Trecho do texto>
Não se trata de um documento sobre a indissolubilidade. Como afirma o próprio Código de Direito Canônico, "as propriedades essenciais do matrimônio são a unidade e a indissolubilidade", recorda a nota doutrinal. Contudo, embora exista "uma vasta bibliografia" sobre a indissolubilidade matrimonial, e "esse tema tenha recebido muito mais atenção no Magistério, particularmente no recente ensinamento de muitos bispos em função da legalização do divórcio em diversos países, em relação à unidade do casamento — isto é, o casamento entendido como união única e exclusiva entre um homem e uma mulher —- ao contrário, existe uma menor reflexão do que sobre o tema da indissolubilidade, tanto no Magistério como nos manuais dedicados ao assunto. Por essa razão, neste texto optamos por nos concentrar sobre a propriedade da unidade e sua reflexão existencial: a comunhão íntima e totalizante entre os cônjuges." A nota, portanto, não aborda a "indissolubilidade conjugal — uma união que perdura até que a morte separe os cônjuges cristãos — nem o propósito da procriação: ambos os temas são amplamente tratados na teologia e no Magistério", mas se concentra "apenas na primeira propriedade essencial do casamento, a unidade, que pode ser definida como a união única e exclusiva entre uma mulher e um homem ou, em outras palavras, como a pertença mútua dos dois, que não pode ser compartilhada com outros".

Papas, teólogos, poetas

Uma ampla seção da nota revisa as diversas passagens sobre o tema encontradas no Antigo e no Novo Testamento, as intervenções dos Papas, de Inocêncio III a Leão XIV, dos Padres da Igreja, de teólogos, mas também de poetas: diferentemente de outros textos análogos, de fato, o documento do antigo Santo Ofício faz extensas citações de Pablo Neruda, Eugenio Montale, Paul Éluard ("Nós Dois", que era o título inicial da nota doutrinal), Rabindranath Tagore e Emily Dickinson.

A "caridade conjugal"

O Dicastério para a Doutrina da Fé, que sob a direção de Fernández autorizou a bênção de casais homossexuais e publicou recentemente uma nota doutrinal sobre a Virgem Maria, conclui seu raciocínio valorizando dois aspectos da "unidade" matrimonial: "o pertencimento mútuo e a caridade conjugal". "O pertencimento mútuo próprio do amor mútuo exclusivo", adverte o ex-Santo Ofício, "implica um cuidado delicado, um sagrado receio que profanemos a liberdade do outro, que tem a mesma dignidade e, portanto, os mesmos direitos. Quem ama sabe que o outro não pode ser um meio para resolver a sua própria insatisfação; sabe que o seu próprio vazio deve ser preenchido de outras maneiras, nunca pela dominação do outro. É isso que não acontece em muitas formas de desejo doentio que resultam em várias manifestações de violência explícita ou sutil, opressão, pressão psicológica, controle e, por fim, asfixia.” Por outro lado, “a união afetiva, fiel e total, configura-se no casamento como uma amizade, porque, em última análise, a caridade é uma forma de amizade.”

Dados fornecidos>
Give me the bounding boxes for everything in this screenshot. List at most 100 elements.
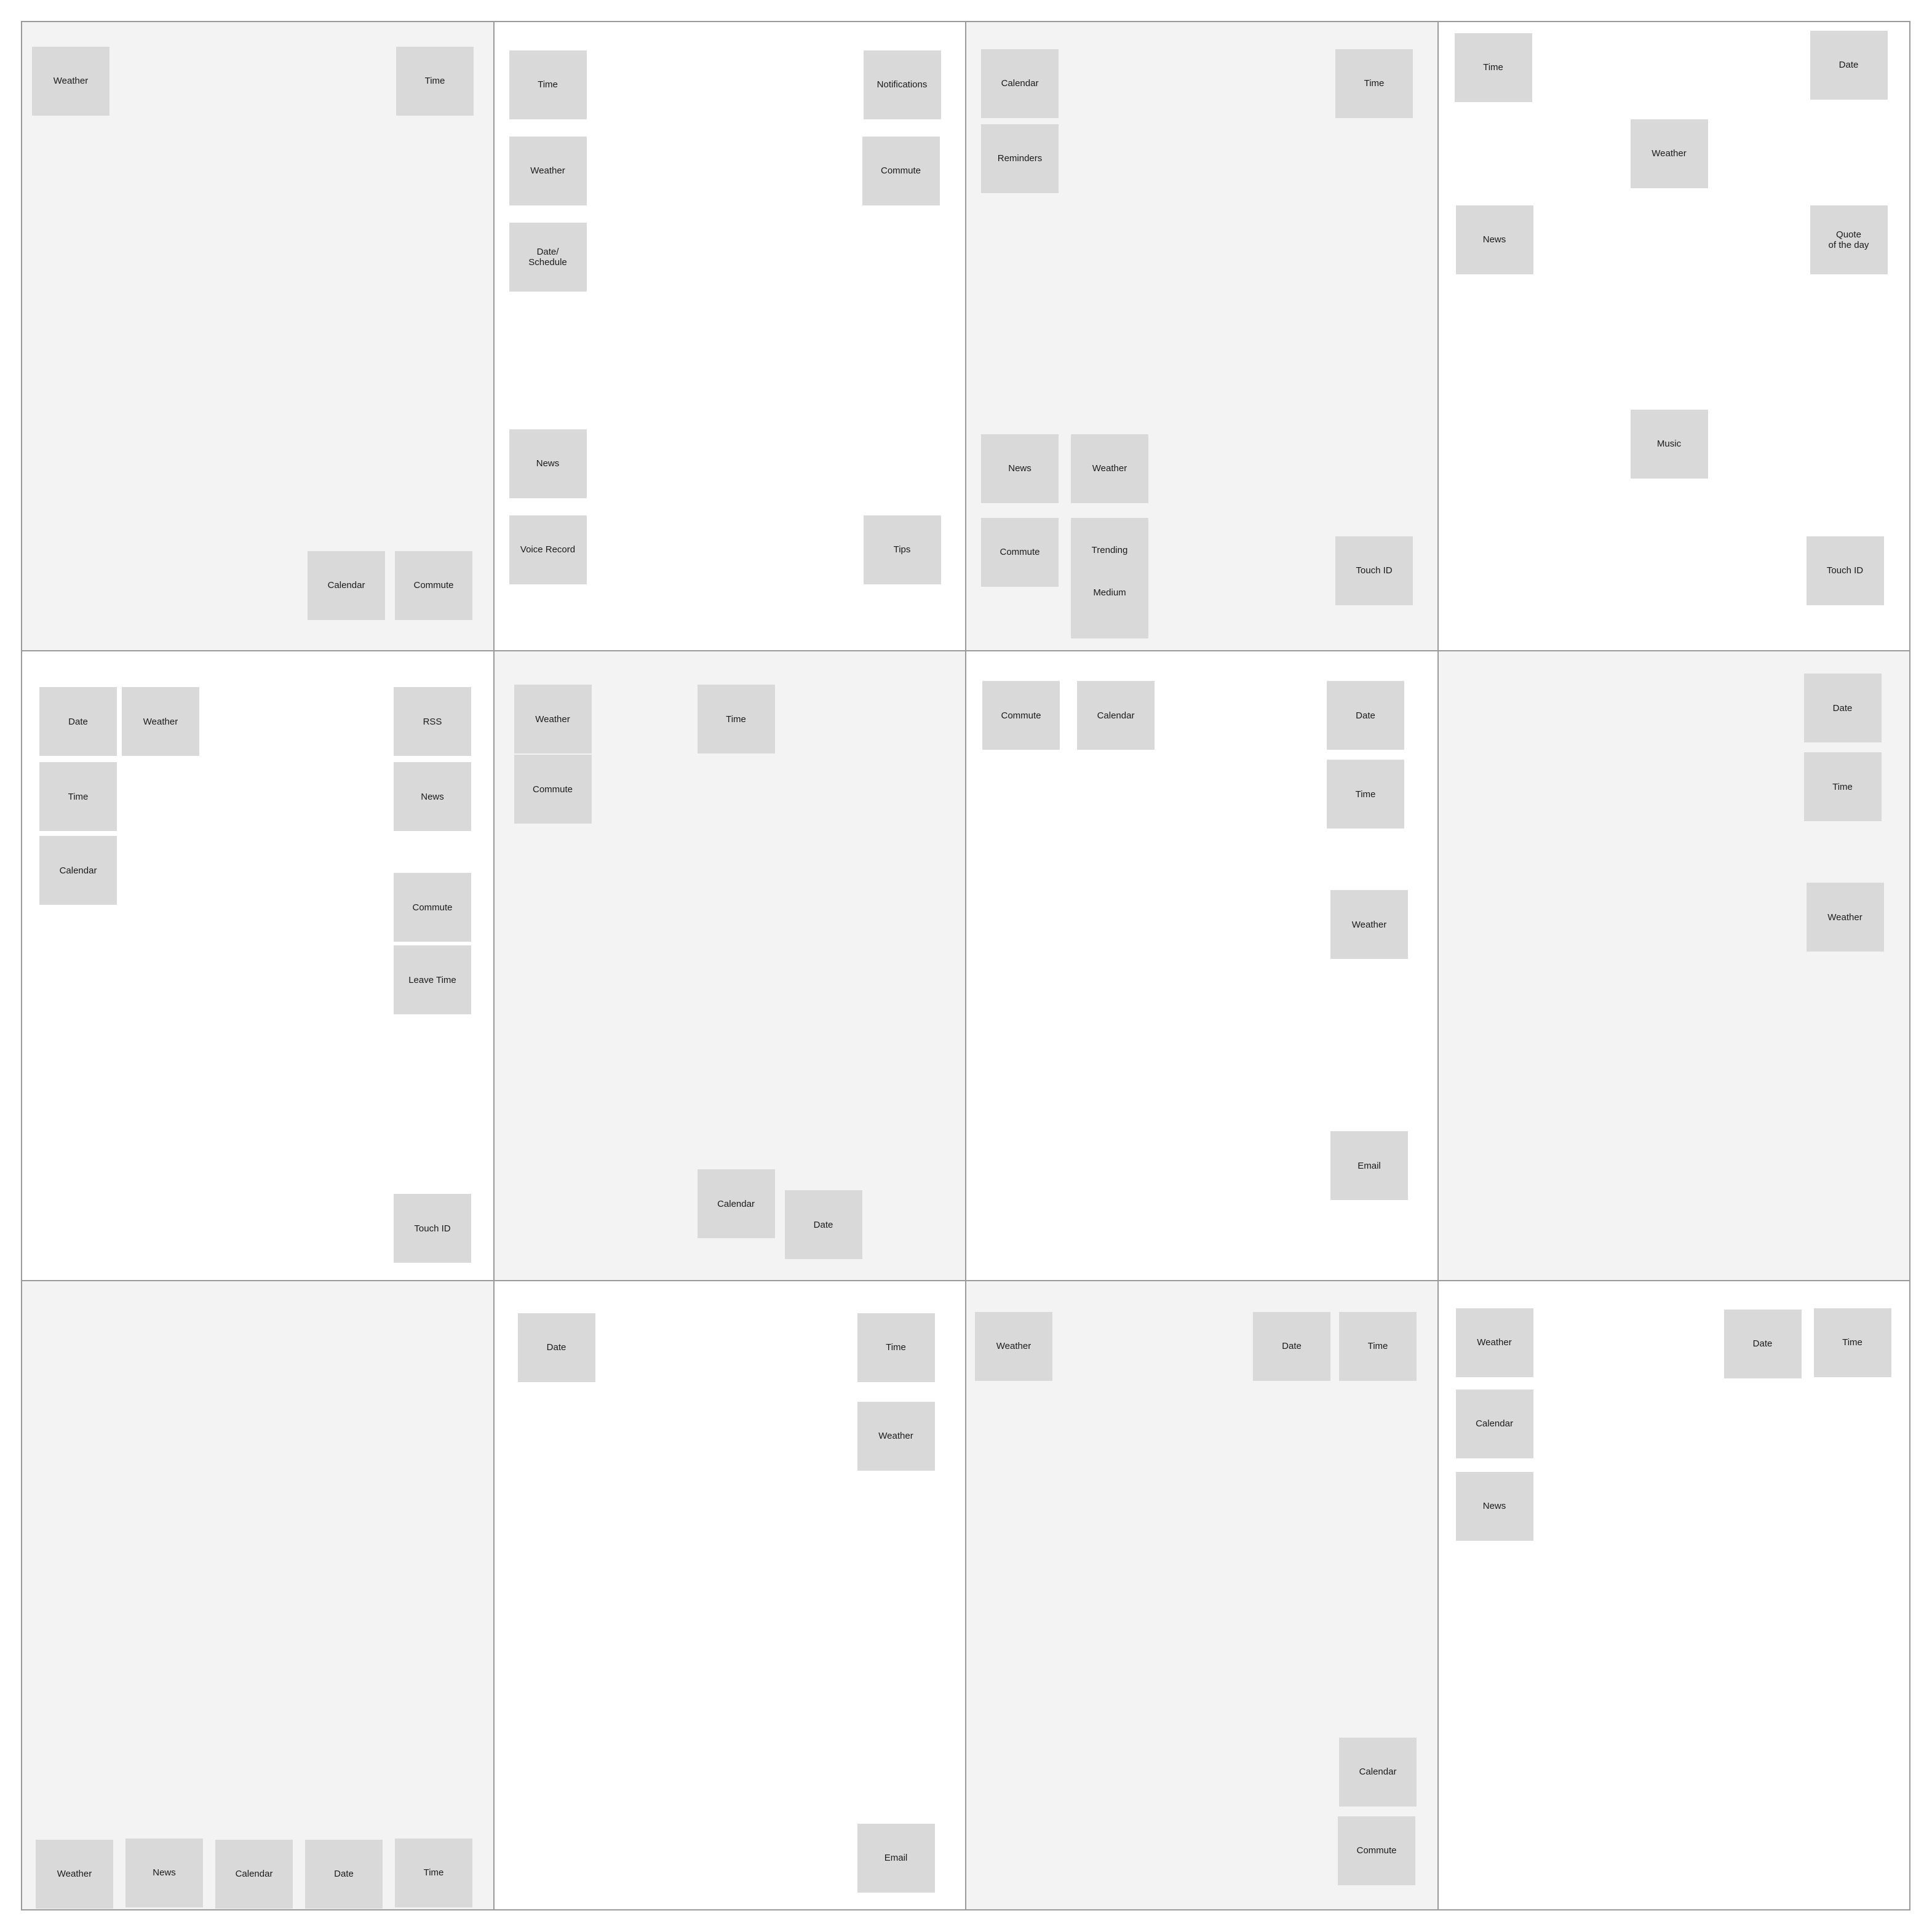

Instruções da tarefa> Reproduza fielmente a parte do texto sobre a unidade do casamento que vai de "Papas, teólogos, poetas" até "e Emily Dickinson.", incluindo os dois extremos.

Resposta do exercício>
Papas, teólogos, poetas

Uma ampla seção da nota revisa as diversas passagens sobre o tema encontradas no Antigo e no Novo Testamento, as intervenções dos Papas, de Inocêncio III a Leão XIV, dos Padres da Igreja, de teólogos, mas também de poetas: diferentemente de outros textos análogos, de fato, o documento do antigo Santo Ofício faz extensas citações de Pablo Neruda, Eugenio Montale, Paul Éluard ("Nós Dois", que era o título inicial da nota doutrinal), Rabindranath Tagore e Emily Dickinson.